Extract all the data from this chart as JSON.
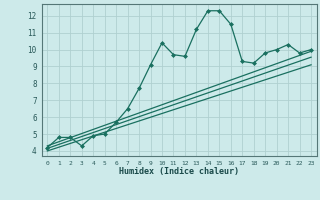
{
  "xlabel": "Humidex (Indice chaleur)",
  "bg_color": "#cdeaea",
  "grid_color": "#b0d0d0",
  "line_color": "#1a7060",
  "xlim": [
    -0.5,
    23.5
  ],
  "ylim": [
    3.7,
    12.7
  ],
  "xticks": [
    0,
    1,
    2,
    3,
    4,
    5,
    6,
    7,
    8,
    9,
    10,
    11,
    12,
    13,
    14,
    15,
    16,
    17,
    18,
    19,
    20,
    21,
    22,
    23
  ],
  "yticks": [
    4,
    5,
    6,
    7,
    8,
    9,
    10,
    11,
    12
  ],
  "main_x": [
    0,
    1,
    2,
    3,
    4,
    5,
    6,
    7,
    8,
    9,
    10,
    11,
    12,
    13,
    14,
    15,
    16,
    17,
    18,
    19,
    20,
    21,
    22,
    23
  ],
  "main_y": [
    4.2,
    4.8,
    4.8,
    4.3,
    4.9,
    5.0,
    5.7,
    6.5,
    7.7,
    9.1,
    10.4,
    9.7,
    9.6,
    11.2,
    12.3,
    12.3,
    11.5,
    9.3,
    9.2,
    9.8,
    10.0,
    10.3,
    9.8,
    10.0
  ],
  "trend1_x": [
    0,
    23
  ],
  "trend1_y": [
    4.3,
    9.9
  ],
  "trend2_x": [
    0,
    23
  ],
  "trend2_y": [
    4.15,
    9.55
  ],
  "trend3_x": [
    0,
    23
  ],
  "trend3_y": [
    4.0,
    9.1
  ]
}
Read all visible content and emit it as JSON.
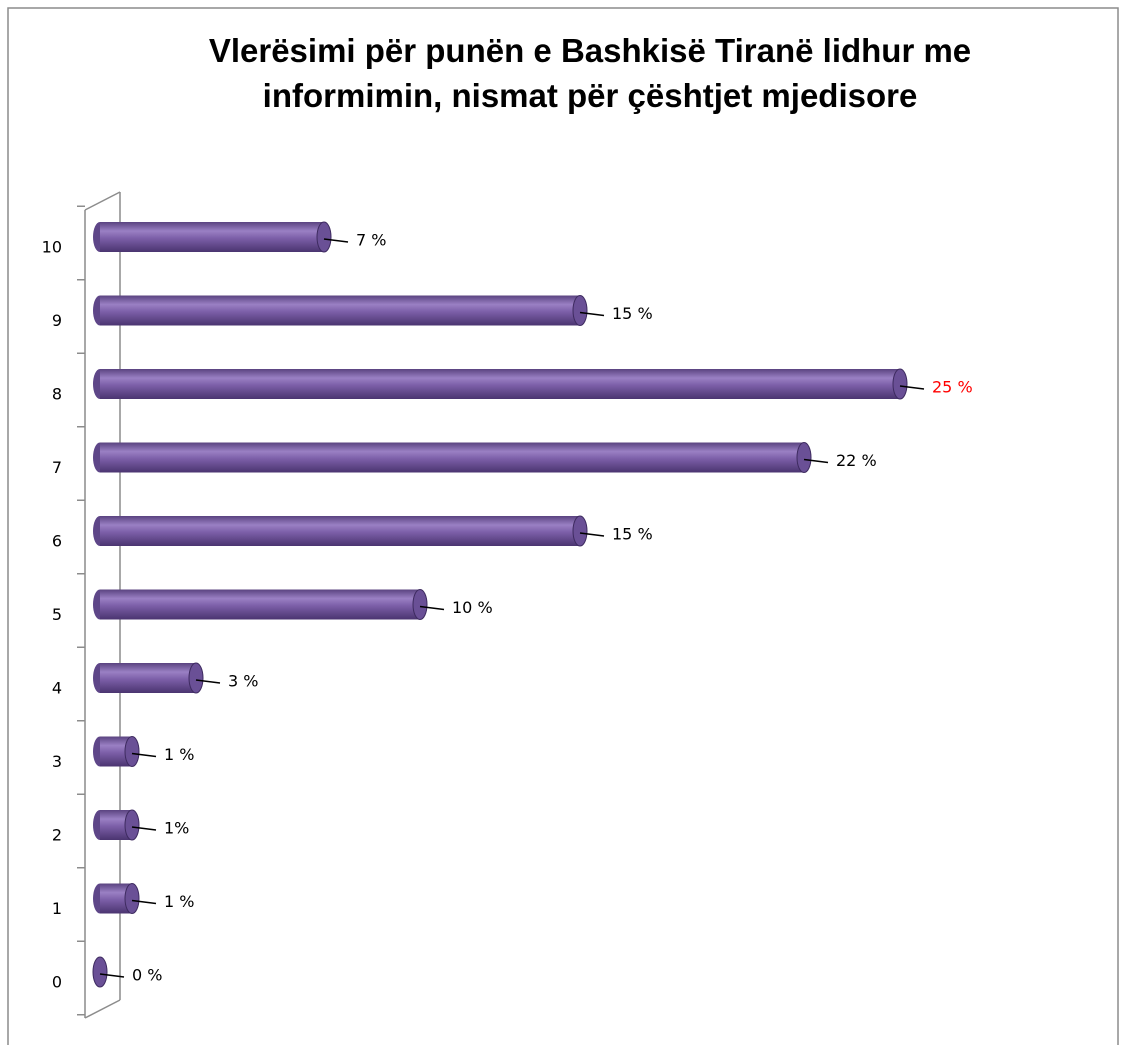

·····

● REQUIREMENTS
All of the entries above should be duplicated exactly, except for the pictures.

● TASK RESPONSE
Extract all the data from this chart as JSON.
{
  "xlabel": "Humidex (Indice chaleur)",
  "bg_color": "#cdeaea",
  "grid_color": "#b0d0d0",
  "line_color": "#1a7060",
  "xlim": [
    -0.5,
    23.5
  ],
  "ylim": [
    3.7,
    12.7
  ],
  "xticks": [
    0,
    1,
    2,
    3,
    4,
    5,
    6,
    7,
    8,
    9,
    10,
    11,
    12,
    13,
    14,
    15,
    16,
    17,
    18,
    19,
    20,
    21,
    22,
    23
  ],
  "yticks": [
    4,
    5,
    6,
    7,
    8,
    9,
    10,
    11,
    12
  ],
  "main_x": [
    0,
    1,
    2,
    3,
    4,
    5,
    6,
    7,
    8,
    9,
    10,
    11,
    12,
    13,
    14,
    15,
    16,
    17,
    18,
    19,
    20,
    21,
    22,
    23
  ],
  "main_y": [
    4.2,
    4.8,
    4.8,
    4.3,
    4.9,
    5.0,
    5.7,
    6.5,
    7.7,
    9.1,
    10.4,
    9.7,
    9.6,
    11.2,
    12.3,
    12.3,
    11.5,
    9.3,
    9.2,
    9.8,
    10.0,
    10.3,
    9.8,
    10.0
  ],
  "trend1_x": [
    0,
    23
  ],
  "trend1_y": [
    4.3,
    9.9
  ],
  "trend2_x": [
    0,
    23
  ],
  "trend2_y": [
    4.15,
    9.55
  ],
  "trend3_x": [
    0,
    23
  ],
  "trend3_y": [
    4.0,
    9.1
  ]
}
Read all visible content and emit it as JSON.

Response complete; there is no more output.